_DIRECTIONS FOR THIS TASK:_ Your task is to transcribe all of the data below exactly, omitting the images.

── INPUT MATERIAL

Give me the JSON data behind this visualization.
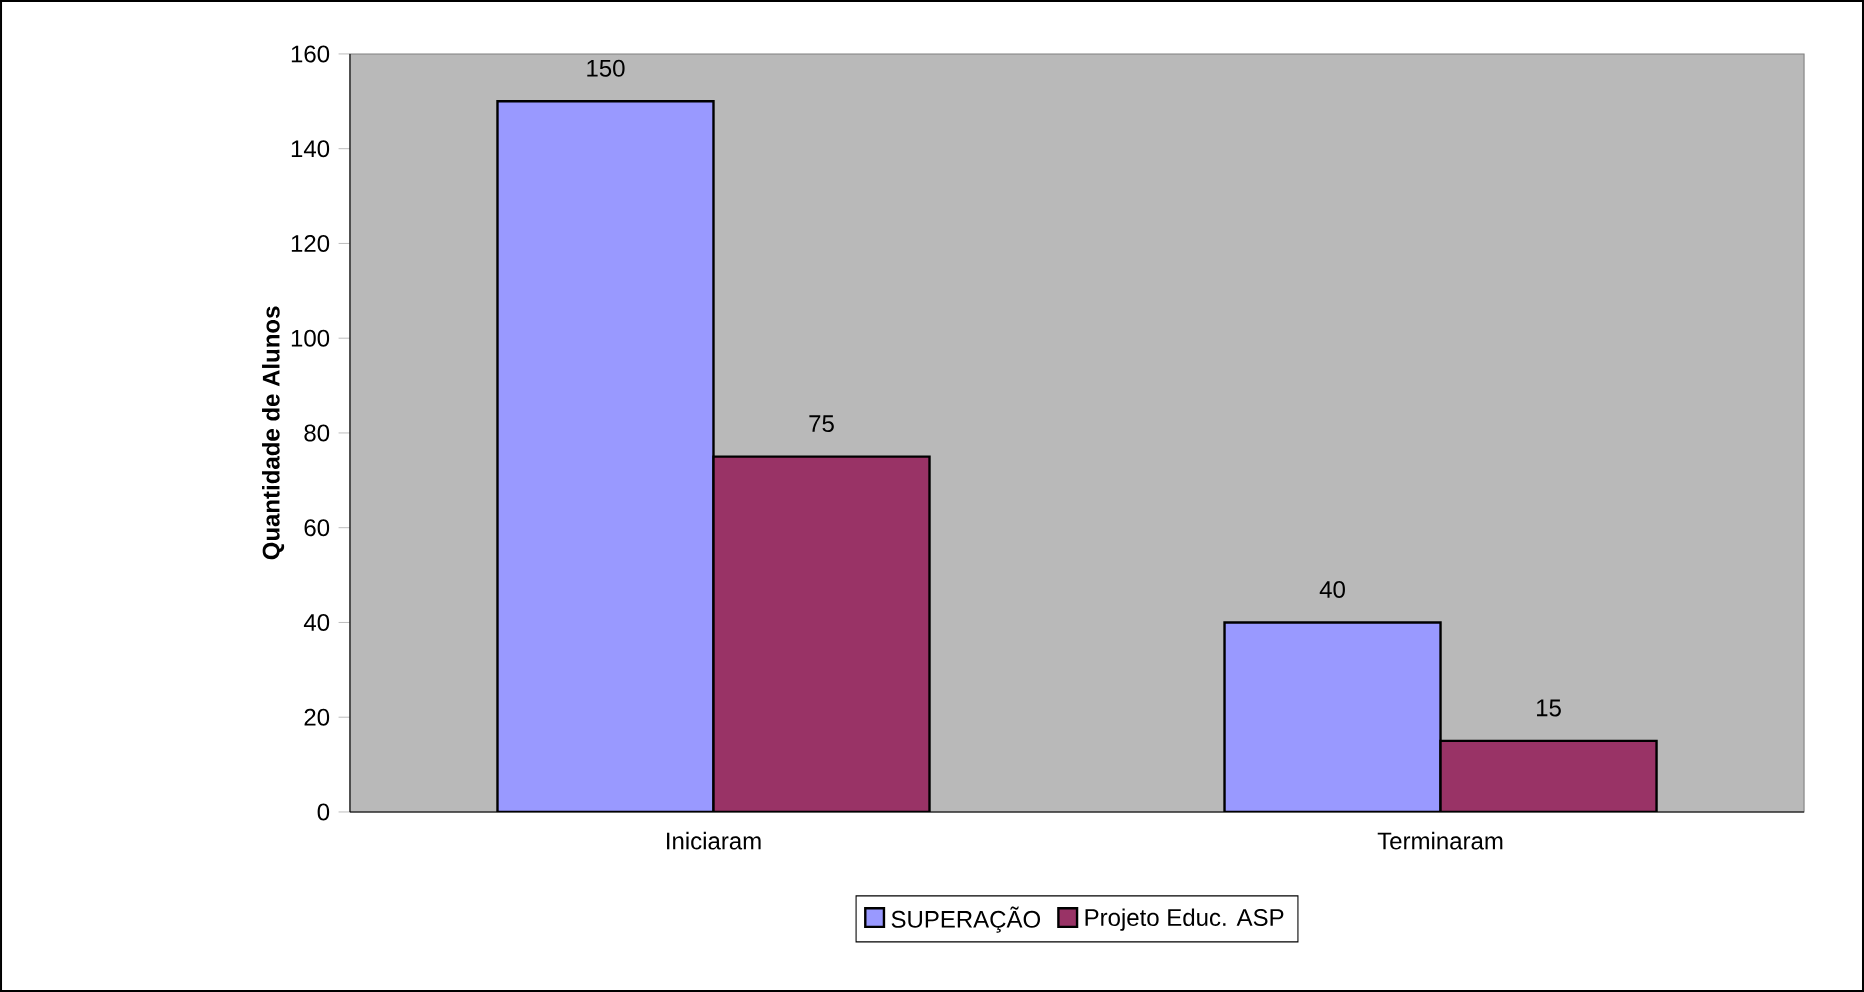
{
  "chart_data": {
    "type": "bar",
    "ylabel": "Quantidade de Alunos",
    "categories": [
      "Iniciaram",
      "Terminaram"
    ],
    "series": [
      {
        "name": "SUPERAÇÃO",
        "color": "#9999ff",
        "values": [
          150,
          40
        ]
      },
      {
        "name": "Projeto Educ. ASP",
        "color": "#993366",
        "values": [
          75,
          15
        ]
      }
    ],
    "ylim": [
      0,
      160
    ],
    "yticks": [
      0,
      20,
      40,
      60,
      80,
      100,
      120,
      140,
      160
    ],
    "data_labels": true,
    "legend": "bottom",
    "grid": false
  }
}
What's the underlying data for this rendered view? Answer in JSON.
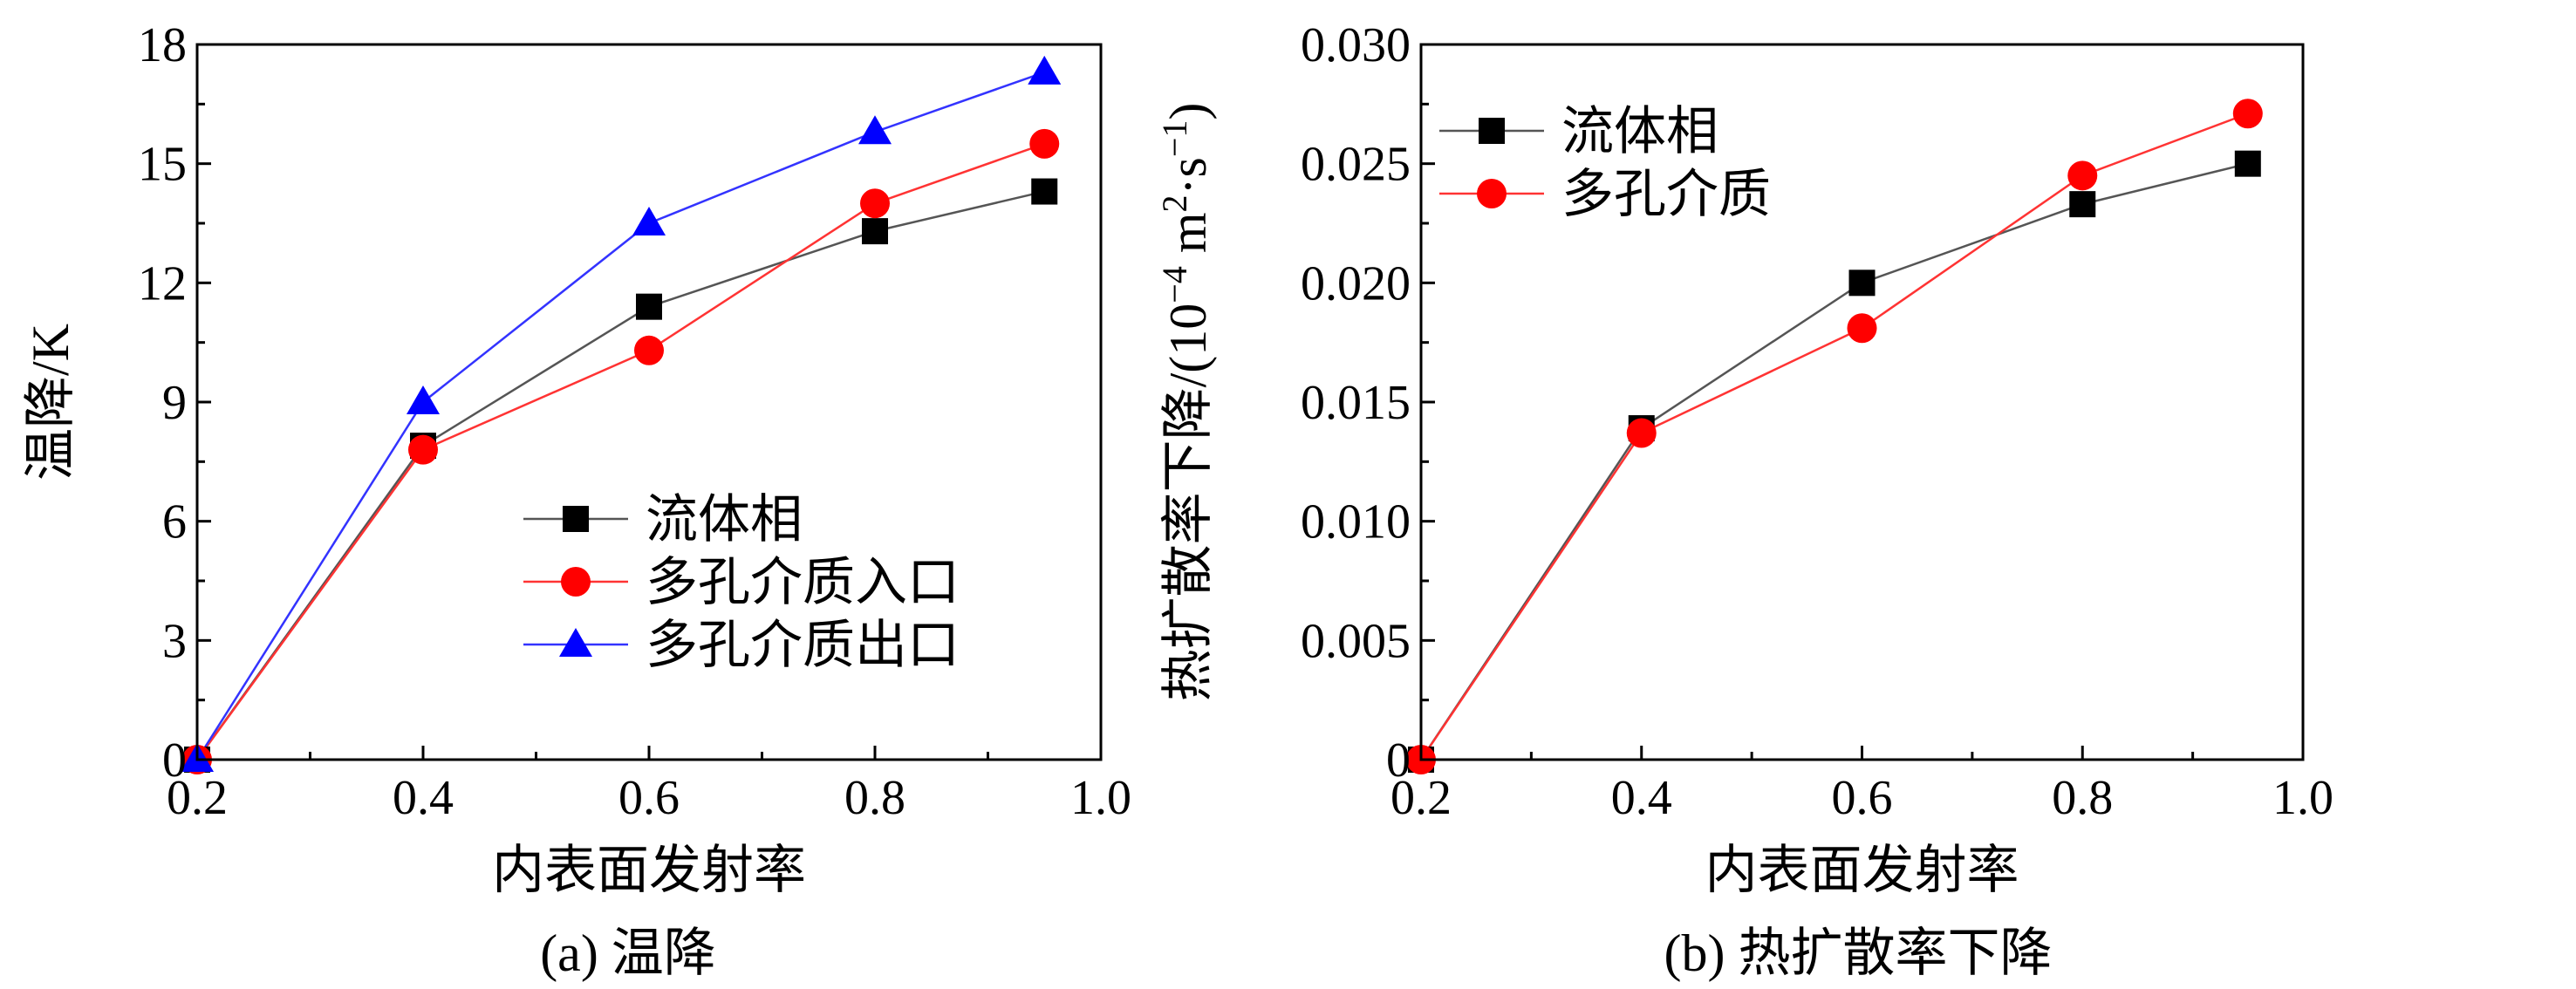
{
  "chart_data": [
    {
      "type": "line",
      "caption": "(a) 温降",
      "xlabel": "内表面发射率",
      "ylabel": "温降/K",
      "xlim": [
        0.2,
        1.0
      ],
      "ylim": [
        0,
        18
      ],
      "xticks": [
        "0.2",
        "0.4",
        "0.6",
        "0.8",
        "1.0"
      ],
      "yticks": [
        "0",
        "3",
        "6",
        "9",
        "12",
        "15",
        "18"
      ],
      "legend_position": "center-right",
      "series": [
        {
          "name": "流体相",
          "marker": "square",
          "color": "#000000",
          "line_color": "#555555",
          "x": [
            0.2,
            0.4,
            0.6,
            0.8,
            0.95
          ],
          "values": [
            0.0,
            7.9,
            11.4,
            13.3,
            14.3
          ]
        },
        {
          "name": "多孔介质入口",
          "marker": "circle",
          "color": "#ff0000",
          "line_color": "#ff3333",
          "x": [
            0.2,
            0.4,
            0.6,
            0.8,
            0.95
          ],
          "values": [
            0.0,
            7.8,
            10.3,
            14.0,
            15.5
          ]
        },
        {
          "name": "多孔介质出口",
          "marker": "triangle",
          "color": "#0000ff",
          "line_color": "#3333ff",
          "x": [
            0.2,
            0.4,
            0.6,
            0.8,
            0.95
          ],
          "values": [
            0.0,
            9.0,
            13.5,
            15.8,
            17.3
          ]
        }
      ]
    },
    {
      "type": "line",
      "caption": "(b) 热扩散率下降",
      "xlabel": "内表面发射率",
      "ylabel": "热扩散率下降/(10−4 m2·s−1)",
      "ylabel_parts": {
        "main": "热扩散率下降/(10",
        "sup1": "−4",
        "mid": " m",
        "sup2": "2",
        "mid2": "·s",
        "sup3": "−1",
        "end": ")"
      },
      "xlim": [
        0.2,
        1.0
      ],
      "ylim": [
        0,
        0.03
      ],
      "xticks": [
        "0.2",
        "0.4",
        "0.6",
        "0.8",
        "1.0"
      ],
      "yticks": [
        "0",
        "0.005",
        "0.010",
        "0.015",
        "0.020",
        "0.025",
        "0.030"
      ],
      "legend_position": "top-left",
      "series": [
        {
          "name": "流体相",
          "marker": "square",
          "color": "#000000",
          "line_color": "#555555",
          "x": [
            0.2,
            0.4,
            0.6,
            0.8,
            0.95
          ],
          "values": [
            0.0,
            0.0139,
            0.02,
            0.0233,
            0.025
          ]
        },
        {
          "name": "多孔介质",
          "marker": "circle",
          "color": "#ff0000",
          "line_color": "#ff3333",
          "x": [
            0.2,
            0.4,
            0.6,
            0.8,
            0.95
          ],
          "values": [
            0.0,
            0.0137,
            0.0181,
            0.0245,
            0.0271
          ]
        }
      ]
    }
  ]
}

────

_RESULT OF THIS TASK:_
Give me the JSON data behind this visualization.
{
  "chart_data": {
    "type": "bar",
    "ylabel": "Quantidade de Alunos",
    "categories": [
      "Iniciaram",
      "Terminaram"
    ],
    "series": [
      {
        "name": "SUPERAÇÃO",
        "color": "#9999ff",
        "values": [
          150,
          40
        ]
      },
      {
        "name": "Projeto Educ. ASP",
        "color": "#993366",
        "values": [
          75,
          15
        ]
      }
    ],
    "ylim": [
      0,
      160
    ],
    "yticks": [
      0,
      20,
      40,
      60,
      80,
      100,
      120,
      140,
      160
    ],
    "data_labels": true,
    "legend": "bottom",
    "grid": false
  }
}
What's the underlying data for this rendered view? Answer in JSON.
{
  "chart_data": [
    {
      "type": "line",
      "caption": "(a) 温降",
      "xlabel": "内表面发射率",
      "ylabel": "温降/K",
      "xlim": [
        0.2,
        1.0
      ],
      "ylim": [
        0,
        18
      ],
      "xticks": [
        "0.2",
        "0.4",
        "0.6",
        "0.8",
        "1.0"
      ],
      "yticks": [
        "0",
        "3",
        "6",
        "9",
        "12",
        "15",
        "18"
      ],
      "legend_position": "center-right",
      "series": [
        {
          "name": "流体相",
          "marker": "square",
          "color": "#000000",
          "line_color": "#555555",
          "x": [
            0.2,
            0.4,
            0.6,
            0.8,
            0.95
          ],
          "values": [
            0.0,
            7.9,
            11.4,
            13.3,
            14.3
          ]
        },
        {
          "name": "多孔介质入口",
          "marker": "circle",
          "color": "#ff0000",
          "line_color": "#ff3333",
          "x": [
            0.2,
            0.4,
            0.6,
            0.8,
            0.95
          ],
          "values": [
            0.0,
            7.8,
            10.3,
            14.0,
            15.5
          ]
        },
        {
          "name": "多孔介质出口",
          "marker": "triangle",
          "color": "#0000ff",
          "line_color": "#3333ff",
          "x": [
            0.2,
            0.4,
            0.6,
            0.8,
            0.95
          ],
          "values": [
            0.0,
            9.0,
            13.5,
            15.8,
            17.3
          ]
        }
      ]
    },
    {
      "type": "line",
      "caption": "(b) 热扩散率下降",
      "xlabel": "内表面发射率",
      "ylabel": "热扩散率下降/(10−4 m2·s−1)",
      "ylabel_parts": {
        "main": "热扩散率下降/(10",
        "sup1": "−4",
        "mid": " m",
        "sup2": "2",
        "mid2": "·s",
        "sup3": "−1",
        "end": ")"
      },
      "xlim": [
        0.2,
        1.0
      ],
      "ylim": [
        0,
        0.03
      ],
      "xticks": [
        "0.2",
        "0.4",
        "0.6",
        "0.8",
        "1.0"
      ],
      "yticks": [
        "0",
        "0.005",
        "0.010",
        "0.015",
        "0.020",
        "0.025",
        "0.030"
      ],
      "legend_position": "top-left",
      "series": [
        {
          "name": "流体相",
          "marker": "square",
          "color": "#000000",
          "line_color": "#555555",
          "x": [
            0.2,
            0.4,
            0.6,
            0.8,
            0.95
          ],
          "values": [
            0.0,
            0.0139,
            0.02,
            0.0233,
            0.025
          ]
        },
        {
          "name": "多孔介质",
          "marker": "circle",
          "color": "#ff0000",
          "line_color": "#ff3333",
          "x": [
            0.2,
            0.4,
            0.6,
            0.8,
            0.95
          ],
          "values": [
            0.0,
            0.0137,
            0.0181,
            0.0245,
            0.0271
          ]
        }
      ]
    }
  ]
}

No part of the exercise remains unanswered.